Please repeat all of the records below word for word, leaving out the pictures.

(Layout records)
--------------------------------
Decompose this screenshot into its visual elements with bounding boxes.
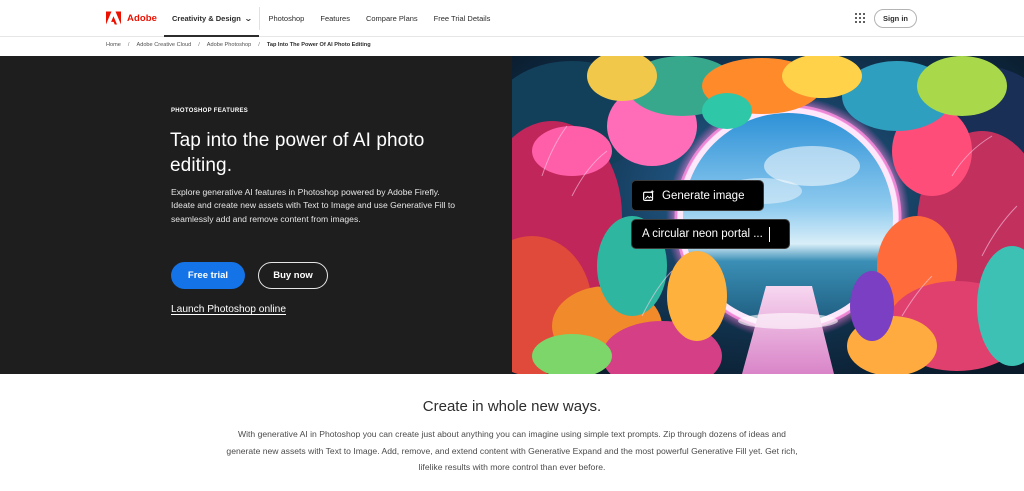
hero-title: Tap into the power of AI photo editing. <box>170 130 425 176</box>
section-title: Create in whole new ways. <box>422 398 602 415</box>
nav-creativity-design[interactable]: Creativity & Design ⌄ <box>164 0 260 37</box>
hero-eyebrow: PHOTOSHOP FEATURES <box>171 108 249 114</box>
buy-now-button[interactable]: Buy now <box>258 262 328 289</box>
hero-image: Generate image A circular neon portal ..… <box>512 56 1024 374</box>
global-nav: Adobe Creativity & Design ⌄ Photoshop Fe… <box>0 0 1024 37</box>
nav-free-trial-details[interactable]: Free Trial Details <box>426 0 499 37</box>
generate-image-button[interactable]: Generate image <box>631 180 764 211</box>
adobe-home-link[interactable]: Adobe <box>106 11 157 25</box>
breadcrumb-separator: / <box>258 42 260 48</box>
prompt-text: A circular neon portal ... <box>642 228 763 240</box>
breadcrumb-creative-cloud[interactable]: Adobe Creative Cloud <box>136 42 191 48</box>
sign-in-button[interactable]: Sign in <box>874 9 917 28</box>
prompt-input[interactable]: A circular neon portal ... <box>631 219 790 249</box>
brand-name: Adobe <box>127 12 158 24</box>
neon-portal-reef-illustration <box>512 56 1024 374</box>
text-cursor <box>768 226 770 242</box>
breadcrumb-separator: / <box>198 42 200 48</box>
nav-creativity-design-label: Creativity & Design <box>172 14 241 23</box>
primary-nav: Creativity & Design ⌄ Photoshop Features… <box>164 0 498 37</box>
nav-photoshop[interactable]: Photoshop <box>260 0 312 37</box>
breadcrumb: Home / Adobe Creative Cloud / Adobe Phot… <box>106 42 371 48</box>
adobe-logo-icon <box>106 11 121 25</box>
breadcrumb-photoshop[interactable]: Adobe Photoshop <box>207 42 251 48</box>
apps-grid-icon[interactable] <box>855 13 865 23</box>
nav-compare-plans[interactable]: Compare Plans <box>358 0 426 37</box>
breadcrumb-current-page: Tap Into The Power Of AI Photo Editing <box>266 42 371 48</box>
sparkle-image-icon <box>643 189 655 201</box>
section-body: With generative AI in Photoshop you can … <box>226 429 798 472</box>
hero-description: Explore generative AI features in Photos… <box>171 187 456 224</box>
breadcrumb-home[interactable]: Home <box>106 42 121 48</box>
breadcrumb-separator: / <box>127 42 130 48</box>
hero-text-panel: PHOTOSHOP FEATURES Tap into the power of… <box>0 56 512 374</box>
chevron-down-icon: ⌄ <box>243 13 253 23</box>
free-trial-button[interactable]: Free trial <box>171 262 245 289</box>
hero-section: PHOTOSHOP FEATURES Tap into the power of… <box>0 56 1024 374</box>
launch-photoshop-online-link[interactable]: Launch Photoshop online <box>171 304 286 315</box>
generate-image-label: Generate image <box>662 189 745 202</box>
nav-features[interactable]: Features <box>312 0 358 37</box>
--------------------------------
> **RESPONSE FOR THIS EXERCISE**
Decompose this screenshot into its visual elements with bounding boxes.
hero-title: Tap into the power of AI photo editing. <box>170 130 425 176</box>
section-title: Create in whole new ways. <box>422 398 602 415</box>
nav-creativity-design[interactable]: Creativity & Design ⌄ <box>164 0 260 37</box>
hero-eyebrow: PHOTOSHOP FEATURES <box>171 108 249 114</box>
buy-now-button[interactable]: Buy now <box>258 262 328 289</box>
hero-image: Generate image A circular neon portal ..… <box>512 56 1024 374</box>
global-nav: Adobe Creativity & Design ⌄ Photoshop Fe… <box>0 0 1024 37</box>
nav-free-trial-details[interactable]: Free Trial Details <box>426 0 499 37</box>
generate-image-button[interactable]: Generate image <box>631 180 764 211</box>
adobe-home-link[interactable]: Adobe <box>106 11 157 25</box>
breadcrumb-separator: / <box>258 42 260 48</box>
prompt-text: A circular neon portal ... <box>642 228 763 240</box>
breadcrumb-creative-cloud[interactable]: Adobe Creative Cloud <box>136 42 191 48</box>
sign-in-button[interactable]: Sign in <box>874 9 917 28</box>
prompt-input[interactable]: A circular neon portal ... <box>631 219 790 249</box>
brand-name: Adobe <box>127 12 158 24</box>
neon-portal-reef-illustration <box>512 56 1024 374</box>
text-cursor <box>768 226 770 242</box>
breadcrumb-separator: / <box>198 42 200 48</box>
nav-creativity-design-label: Creativity & Design <box>172 14 241 23</box>
primary-nav: Creativity & Design ⌄ Photoshop Features… <box>164 0 498 37</box>
nav-photoshop[interactable]: Photoshop <box>260 0 312 37</box>
breadcrumb: Home / Adobe Creative Cloud / Adobe Phot… <box>106 42 371 48</box>
adobe-logo-icon <box>106 11 121 25</box>
breadcrumb-photoshop[interactable]: Adobe Photoshop <box>207 42 251 48</box>
apps-grid-icon[interactable] <box>855 13 865 23</box>
nav-compare-plans[interactable]: Compare Plans <box>358 0 426 37</box>
breadcrumb-current-page: Tap Into The Power Of AI Photo Editing <box>266 42 371 48</box>
sparkle-image-icon <box>643 189 655 201</box>
section-body: With generative AI in Photoshop you can … <box>226 429 798 472</box>
hero-description: Explore generative AI features in Photos… <box>171 187 456 224</box>
breadcrumb-home[interactable]: Home <box>106 42 121 48</box>
breadcrumb-separator: / <box>127 42 130 48</box>
hero-text-panel: PHOTOSHOP FEATURES Tap into the power of… <box>0 56 512 374</box>
chevron-down-icon: ⌄ <box>243 13 253 23</box>
free-trial-button[interactable]: Free trial <box>171 262 245 289</box>
hero-section: PHOTOSHOP FEATURES Tap into the power of… <box>0 56 1024 374</box>
launch-photoshop-online-link[interactable]: Launch Photoshop online <box>171 304 286 315</box>
generate-image-label: Generate image <box>662 189 745 202</box>
nav-features[interactable]: Features <box>312 0 358 37</box>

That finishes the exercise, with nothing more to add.